■ **SET EXERCISE**
Select and copy out every line in the records containing "fever".

■ **DATA RECORDS**
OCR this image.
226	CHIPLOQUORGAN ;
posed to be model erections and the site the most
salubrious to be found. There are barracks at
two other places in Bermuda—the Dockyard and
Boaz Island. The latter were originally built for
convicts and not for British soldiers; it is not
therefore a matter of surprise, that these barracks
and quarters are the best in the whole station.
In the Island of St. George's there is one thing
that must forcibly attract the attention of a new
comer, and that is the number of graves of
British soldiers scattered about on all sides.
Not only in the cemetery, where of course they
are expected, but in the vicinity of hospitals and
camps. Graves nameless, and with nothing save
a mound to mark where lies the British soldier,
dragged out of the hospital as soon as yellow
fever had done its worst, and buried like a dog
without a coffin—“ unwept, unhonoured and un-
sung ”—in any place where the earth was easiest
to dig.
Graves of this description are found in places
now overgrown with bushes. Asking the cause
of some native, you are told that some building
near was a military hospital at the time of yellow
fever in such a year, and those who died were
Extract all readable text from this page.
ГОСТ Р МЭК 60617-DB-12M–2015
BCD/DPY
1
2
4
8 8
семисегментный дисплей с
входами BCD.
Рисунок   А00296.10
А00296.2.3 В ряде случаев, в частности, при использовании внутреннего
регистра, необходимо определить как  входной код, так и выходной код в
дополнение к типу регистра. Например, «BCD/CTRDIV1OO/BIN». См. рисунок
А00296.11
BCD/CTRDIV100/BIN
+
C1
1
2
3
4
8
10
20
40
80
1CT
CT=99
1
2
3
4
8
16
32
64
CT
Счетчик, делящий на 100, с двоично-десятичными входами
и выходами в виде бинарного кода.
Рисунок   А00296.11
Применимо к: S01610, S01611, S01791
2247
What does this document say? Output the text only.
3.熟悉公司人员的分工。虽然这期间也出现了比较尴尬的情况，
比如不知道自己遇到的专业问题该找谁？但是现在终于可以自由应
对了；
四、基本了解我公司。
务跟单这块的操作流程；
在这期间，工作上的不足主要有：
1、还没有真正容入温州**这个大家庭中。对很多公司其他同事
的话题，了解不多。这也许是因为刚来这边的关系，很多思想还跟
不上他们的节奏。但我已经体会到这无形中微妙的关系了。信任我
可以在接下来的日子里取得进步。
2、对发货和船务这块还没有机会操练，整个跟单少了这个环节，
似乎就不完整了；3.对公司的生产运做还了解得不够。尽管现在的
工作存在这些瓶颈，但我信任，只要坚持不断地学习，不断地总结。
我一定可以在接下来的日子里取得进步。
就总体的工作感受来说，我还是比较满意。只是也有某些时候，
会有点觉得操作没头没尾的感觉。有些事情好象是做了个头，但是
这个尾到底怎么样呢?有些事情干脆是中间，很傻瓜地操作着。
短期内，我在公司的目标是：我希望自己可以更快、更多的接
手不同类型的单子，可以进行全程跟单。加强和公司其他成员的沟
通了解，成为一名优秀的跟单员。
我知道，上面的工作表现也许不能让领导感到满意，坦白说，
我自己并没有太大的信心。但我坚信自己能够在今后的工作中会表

■ **TASK ANSWER**
fever had done its worst, and buried like a dog
fever in such a year, and those who died were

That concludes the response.